• EXERCISE PROMPT: Copy out the data below as written; omit any images.

-- Start DATA FOR PROCESSING --

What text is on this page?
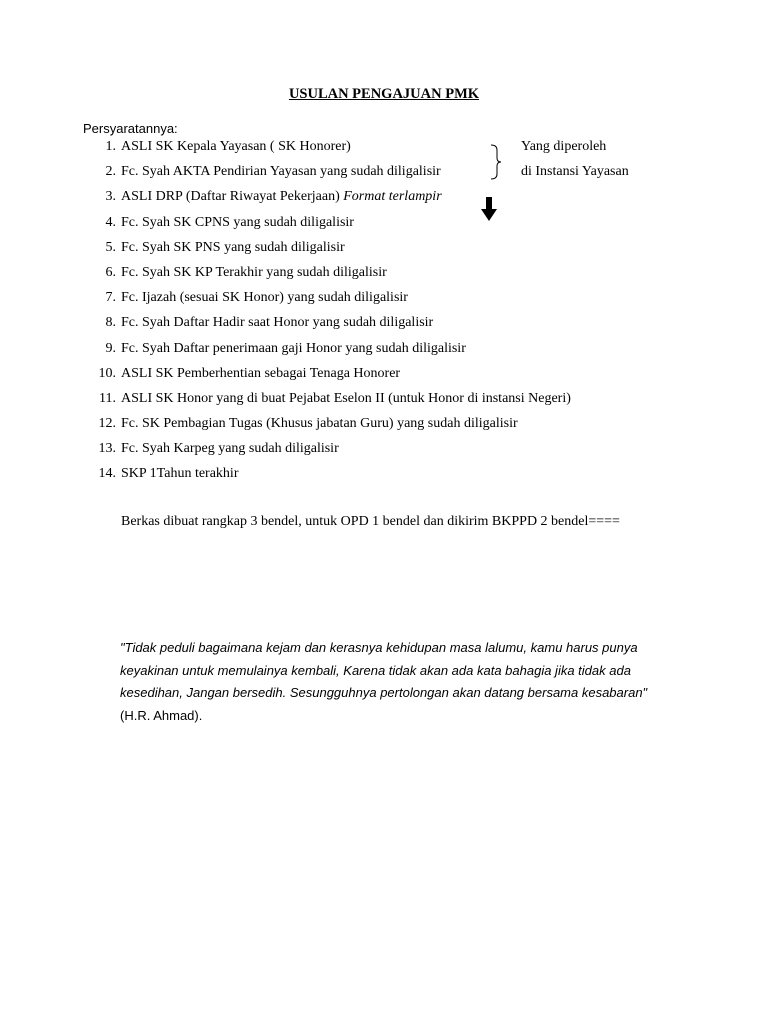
USULAN PENGAJUAN PMK
Persyaratannya:
1. ASLI SK Kepala Yayasan ( SK Honorer)
2. Fc. Syah AKTA Pendirian Yayasan yang sudah diligalisir
3. ASLI DRP (Daftar Riwayat Pekerjaan) Format terlampir
4. Fc. Syah SK CPNS yang sudah diligalisir
5. Fc. Syah SK PNS yang sudah diligalisir
6. Fc. Syah SK KP Terakhir yang sudah diligalisir
7. Fc. Ijazah (sesuai SK Honor) yang sudah diligalisir
8. Fc. Syah Daftar Hadir saat Honor yang sudah diligalisir
9. Fc. Syah Daftar penerimaan gaji Honor yang sudah diligalisir
10. ASLI SK Pemberhentian sebagai Tenaga Honorer
11. ASLI SK Honor yang di buat Pejabat Eselon II (untuk Honor di instansi Negeri)
12. Fc. SK Pembagian Tugas (Khusus jabatan Guru) yang sudah diligalisir
13. Fc. Syah Karpeg yang sudah diligalisir
14. SKP 1Tahun terakhir
Yang diperoleh
di Instansi Yayasan
Berkas dibuat rangkap 3 bendel, untuk OPD 1 bendel dan dikirim BKPPD 2 bendel====
"Tidak peduli bagaimana kejam dan kerasnya kehidupan masa lalumu, kamu harus punya
keyakinan untuk memulainya kembali, Karena tidak akan ada kata bahagia jika tidak ada
kesedihan, Jangan bersedih. Sesungguhnya pertolongan akan datang bersama kesabaran"
(H.R. Ahmad).
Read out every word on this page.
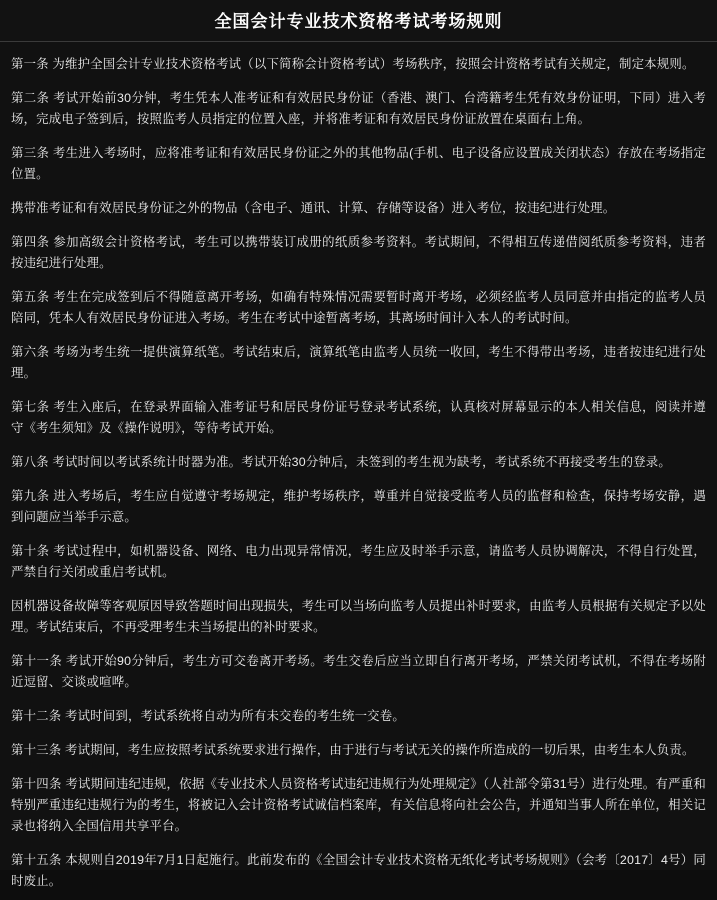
全国会计专业技术资格考试考场规则

第一条 为维护全国会计专业技术资格考试（以下简称会计资格考试）考场秩序，按照会计资格考试有关规定，制定本规则。

第二条 考试开始前30分钟，考生凭本人准考证和有效居民身份证（香港、澳门、台湾籍考生凭有效身份证明，下同）进入考场，完成电子签到后，按照监考人员指定的位置入座，并将准考证和有效居民身份证放置在桌面右上角。

第三条 考生进入考场时，应将准考证和有效居民身份证之外的其他物品(手机、电子设备应设置成关闭状态）存放在考场指定位置。

携带准考证和有效居民身份证之外的物品（含电子、通讯、计算、存储等设备）进入考位，按违纪进行处理。

第四条 参加高级会计资格考试，考生可以携带装订成册的纸质参考资料。考试期间，不得相互传递借阅纸质参考资料，违者按违纪进行处理。

第五条 考生在完成签到后不得随意离开考场，如确有特殊情况需要暂时离开考场，必须经监考人员同意并由指定的监考人员陪同，凭本人有效居民身份证进入考场。考生在考试中途暂离考场，其离场时间计入本人的考试时间。

第六条 考场为考生统一提供演算纸笔。考试结束后，演算纸笔由监考人员统一收回，考生不得带出考场，违者按违纪进行处理。

第七条 考生入座后，在登录界面输入准考证号和居民身份证号登录考试系统，认真核对屏幕显示的本人相关信息，阅读并遵守《考生须知》及《操作说明》，等待考试开始。

第八条 考试时间以考试系统计时器为准。考试开始30分钟后，未签到的考生视为缺考，考试系统不再接受考生的登录。

第九条 进入考场后，考生应自觉遵守考场规定，维护考场秩序，尊重并自觉接受监考人员的监督和检查，保持考场安静，遇到问题应当举手示意。

第十条 考试过程中，如机器设备、网络、电力出现异常情况，考生应及时举手示意，请监考人员协调解决，不得自行处置，严禁自行关闭或重启考试机。

因机器设备故障等客观原因导致答题时间出现损失，考生可以当场向监考人员提出补时要求，由监考人员根据有关规定予以处理。考试结束后，不再受理考生未当场提出的补时要求。

第十一条 考试开始90分钟后，考生方可交卷离开考场。考生交卷后应当立即自行离开考场，严禁关闭考试机，不得在考场附近逗留、交谈或喧哗。

第十二条 考试时间到，考试系统将自动为所有未交卷的考生统一交卷。

第十三条 考试期间，考生应按照考试系统要求进行操作，由于进行与考试无关的操作所造成的一切后果，由考生本人负责。

第十四条 考试期间违纪违规，依据《专业技术人员资格考试违纪违规行为处理规定》（人社部令第31号）进行处理。有严重和特别严重违纪违规行为的考生，将被记入会计资格考试诚信档案库，有关信息将向社会公告，并通知当事人所在单位，相关记录也将纳入全国信用共享平台。

第十五条 本规则自2019年7月1日起施行。此前发布的《全国会计专业技术资格无纸化考试考场规则》（会考〔2017〕4号）同时废止。
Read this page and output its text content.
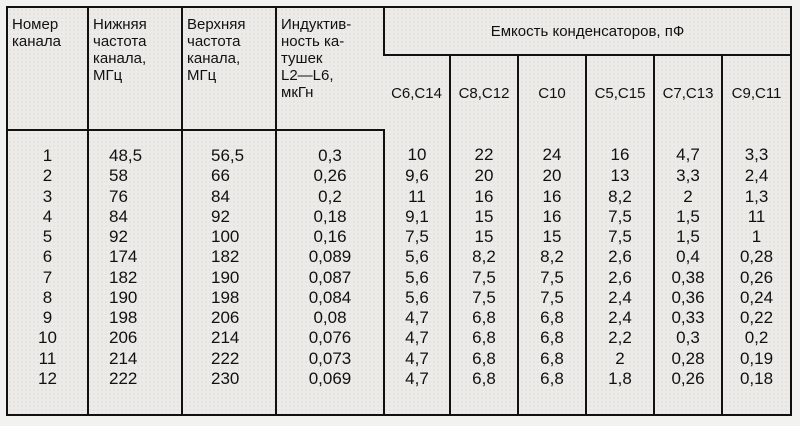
Номер
канала	Нижняя
частота
канала,
МГц	Верхняя
частота
канала,
МГц	Индуктив-
ность ка-
тушек
L2—L6,
мкГн	Емкость конденсаторов, пФ					
				C6,C14	C8,C12	C10	C5,C15	C7,C13	C9,C11
1	48,5	56,5	0,3	10	22	24	16	4,7	3,3
2	58	66	0,26	9,6	20	20	13	3,3	2,4
3	76	84	0,2	11	16	16	8,2	2	1,3
4	84	92	0,18	9,1	15	16	7,5	1,5	11
5	92	100	0,16	7,5	15	15	7,5	1,5	1
6	174	182	0,089	5,6	8,2	8,2	2,6	0,4	0,28
7	182	190	0,087	5,6	7,5	7,5	2,6	0,38	0,26
8	190	198	0,084	5,6	7,5	7,5	2,4	0,36	0,24
9	198	206	0,08	4,7	6,8	6,8	2,4	0,33	0,22
10	206	214	0,076	4,7	6,8	6,8	2,2	0,3	0,2
11	214	222	0,073	4,7	6,8	6,8	2	0,28	0,19
12	222	230	0,069	4,7	6,8	6,8	1,8	0,26	0,18
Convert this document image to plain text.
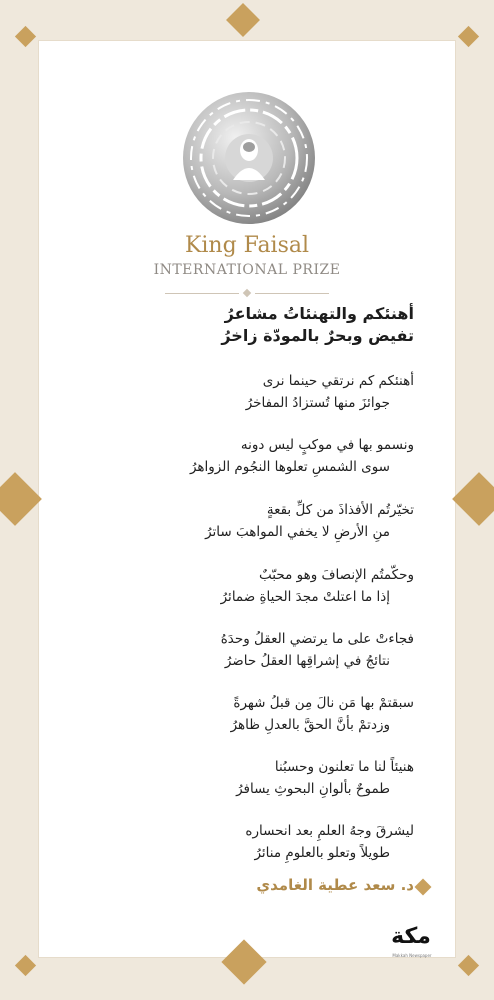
King Faisal
INTERNATIONAL PRIZE
أهنئكم والتهنئاتُ مشاعرُ
تفيض وبحرٌ بالمودّة زاخرُ
أهنئكم كم نرتقي حينما نرى
جوائزَ منها تُستزادُ المفاخرُ
ونسمو بها في موكبٍ ليس دونه
سوى الشمسِ تعلوها النجُوم الزواهرُ
تخيّرتُم الأفذاذَ من كلِّ بقعةٍ
منِ الأرضِ لا يخفي المواهبَ ساترُ
وحكّمتُم الإنصافَ وهو محبّبٌ
إذا ما اعتلتْ مجدَ الحياةِ ضمائرُ
فجاءتْ على ما يرتضي العقلُ وحدَهُ
نتائجُ في إشراقِها العقلُ حاضرُ
سبقتمْ بها مَن نالَ مِن قبلُ شهرةً
وزدتمْ بأنَّ الحقَّ بالعدلِ ظاهرُ
هنيئاً لنا ما تعلنون وحسبُنا
طموحٌ بألوانِ البحوثِ يسافرُ
ليشرقَ وجهُ العلمِ بعد انحساره
طويلاً وتعلو بالعلومِ منائرُ
د. سعد عطية الغامدي
مكة
Makkah Newspaper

-- End DATA FOR PROCESSING --

• COMPLETE ANSWER:
What text is on this page?
USULAN PENGAJUAN PMK
Persyaratannya:
1. ASLI SK Kepala Yayasan ( SK Honorer)
2. Fc. Syah AKTA Pendirian Yayasan yang sudah diligalisir
3. ASLI DRP (Daftar Riwayat Pekerjaan) Format terlampir
4. Fc. Syah SK CPNS yang sudah diligalisir
5. Fc. Syah SK PNS yang sudah diligalisir
6. Fc. Syah SK KP Terakhir yang sudah diligalisir
7. Fc. Ijazah (sesuai SK Honor) yang sudah diligalisir
8. Fc. Syah Daftar Hadir saat Honor yang sudah diligalisir
9. Fc. Syah Daftar penerimaan gaji Honor yang sudah diligalisir
10. ASLI SK Pemberhentian sebagai Tenaga Honorer
11. ASLI SK Honor yang di buat Pejabat Eselon II (untuk Honor di instansi Negeri)
12. Fc. SK Pembagian Tugas (Khusus jabatan Guru) yang sudah diligalisir
13. Fc. Syah Karpeg yang sudah diligalisir
14. SKP 1Tahun terakhir
Yang diperoleh
di Instansi Yayasan
Berkas dibuat rangkap 3 bendel, untuk OPD 1 bendel dan dikirim BKPPD 2 bendel====
"Tidak peduli bagaimana kejam dan kerasnya kehidupan masa lalumu, kamu harus punya
keyakinan untuk memulainya kembali, Karena tidak akan ada kata bahagia jika tidak ada
kesedihan, Jangan bersedih. Sesungguhnya pertolongan akan datang bersama kesabaran"
(H.R. Ahmad).
Read out every word on this page.
全国会计专业技术资格考试考场规则

第一条 为维护全国会计专业技术资格考试（以下简称会计资格考试）考场秩序，按照会计资格考试有关规定，制定本规则。

第二条 考试开始前30分钟，考生凭本人准考证和有效居民身份证（香港、澳门、台湾籍考生凭有效身份证明，下同）进入考场，完成电子签到后，按照监考人员指定的位置入座，并将准考证和有效居民身份证放置在桌面右上角。

第三条 考生进入考场时，应将准考证和有效居民身份证之外的其他物品(手机、电子设备应设置成关闭状态）存放在考场指定位置。

携带准考证和有效居民身份证之外的物品（含电子、通讯、计算、存储等设备）进入考位，按违纪进行处理。

第四条 参加高级会计资格考试，考生可以携带装订成册的纸质参考资料。考试期间，不得相互传递借阅纸质参考资料，违者按违纪进行处理。

第五条 考生在完成签到后不得随意离开考场，如确有特殊情况需要暂时离开考场，必须经监考人员同意并由指定的监考人员陪同，凭本人有效居民身份证进入考场。考生在考试中途暂离考场，其离场时间计入本人的考试时间。

第六条 考场为考生统一提供演算纸笔。考试结束后，演算纸笔由监考人员统一收回，考生不得带出考场，违者按违纪进行处理。

第七条 考生入座后，在登录界面输入准考证号和居民身份证号登录考试系统，认真核对屏幕显示的本人相关信息，阅读并遵守《考生须知》及《操作说明》，等待考试开始。

第八条 考试时间以考试系统计时器为准。考试开始30分钟后，未签到的考生视为缺考，考试系统不再接受考生的登录。

第九条 进入考场后，考生应自觉遵守考场规定，维护考场秩序，尊重并自觉接受监考人员的监督和检查，保持考场安静，遇到问题应当举手示意。

第十条 考试过程中，如机器设备、网络、电力出现异常情况，考生应及时举手示意，请监考人员协调解决，不得自行处置，严禁自行关闭或重启考试机。

因机器设备故障等客观原因导致答题时间出现损失，考生可以当场向监考人员提出补时要求，由监考人员根据有关规定予以处理。考试结束后，不再受理考生未当场提出的补时要求。

第十一条 考试开始90分钟后，考生方可交卷离开考场。考生交卷后应当立即自行离开考场，严禁关闭考试机，不得在考场附近逗留、交谈或喧哗。

第十二条 考试时间到，考试系统将自动为所有未交卷的考生统一交卷。

第十三条 考试期间，考生应按照考试系统要求进行操作，由于进行与考试无关的操作所造成的一切后果，由考生本人负责。

第十四条 考试期间违纪违规，依据《专业技术人员资格考试违纪违规行为处理规定》（人社部令第31号）进行处理。有严重和特别严重违纪违规行为的考生，将被记入会计资格考试诚信档案库，有关信息将向社会公告，并通知当事人所在单位，相关记录也将纳入全国信用共享平台。

第十五条 本规则自2019年7月1日起施行。此前发布的《全国会计专业技术资格无纸化考试考场规则》（会考〔2017〕4号）同时废止。
Read this page and output its text content.
Номер
канала	Нижняя
частота
канала,
МГц	Верхняя
частота
канала,
МГц	Индуктив-
ность ка-
тушек
L2—L6,
мкГн	Емкость конденсаторов, пФ					
				C6,C14	C8,C12	C10	C5,C15	C7,C13	C9,C11
1	48,5	56,5	0,3	10	22	24	16	4,7	3,3
2	58	66	0,26	9,6	20	20	13	3,3	2,4
3	76	84	0,2	11	16	16	8,2	2	1,3
4	84	92	0,18	9,1	15	16	7,5	1,5	11
5	92	100	0,16	7,5	15	15	7,5	1,5	1
6	174	182	0,089	5,6	8,2	8,2	2,6	0,4	0,28
7	182	190	0,087	5,6	7,5	7,5	2,6	0,38	0,26
8	190	198	0,084	5,6	7,5	7,5	2,4	0,36	0,24
9	198	206	0,08	4,7	6,8	6,8	2,4	0,33	0,22
10	206	214	0,076	4,7	6,8	6,8	2,2	0,3	0,2
11	214	222	0,073	4,7	6,8	6,8	2	0,28	0,19
12	222	230	0,069	4,7	6,8	6,8	1,8	0,26	0,18
Convert this document image to plain text.
King Faisal
INTERNATIONAL PRIZE
أهنئكم والتهنئاتُ مشاعرُ
تفيض وبحرٌ بالمودّة زاخرُ
أهنئكم كم نرتقي حينما نرى
جوائزَ منها تُستزادُ المفاخرُ
ونسمو بها في موكبٍ ليس دونه
سوى الشمسِ تعلوها النجُوم الزواهرُ
تخيّرتُم الأفذاذَ من كلِّ بقعةٍ
منِ الأرضِ لا يخفي المواهبَ ساترُ
وحكّمتُم الإنصافَ وهو محبّبٌ
إذا ما اعتلتْ مجدَ الحياةِ ضمائرُ
فجاءتْ على ما يرتضي العقلُ وحدَهُ
نتائجُ في إشراقِها العقلُ حاضرُ
سبقتمْ بها مَن نالَ مِن قبلُ شهرةً
وزدتمْ بأنَّ الحقَّ بالعدلِ ظاهرُ
هنيئاً لنا ما تعلنون وحسبُنا
طموحٌ بألوانِ البحوثِ يسافرُ
ليشرقَ وجهُ العلمِ بعد انحساره
طويلاً وتعلو بالعلومِ منائرُ
د. سعد عطية الغامدي
مكة
Makkah Newspaper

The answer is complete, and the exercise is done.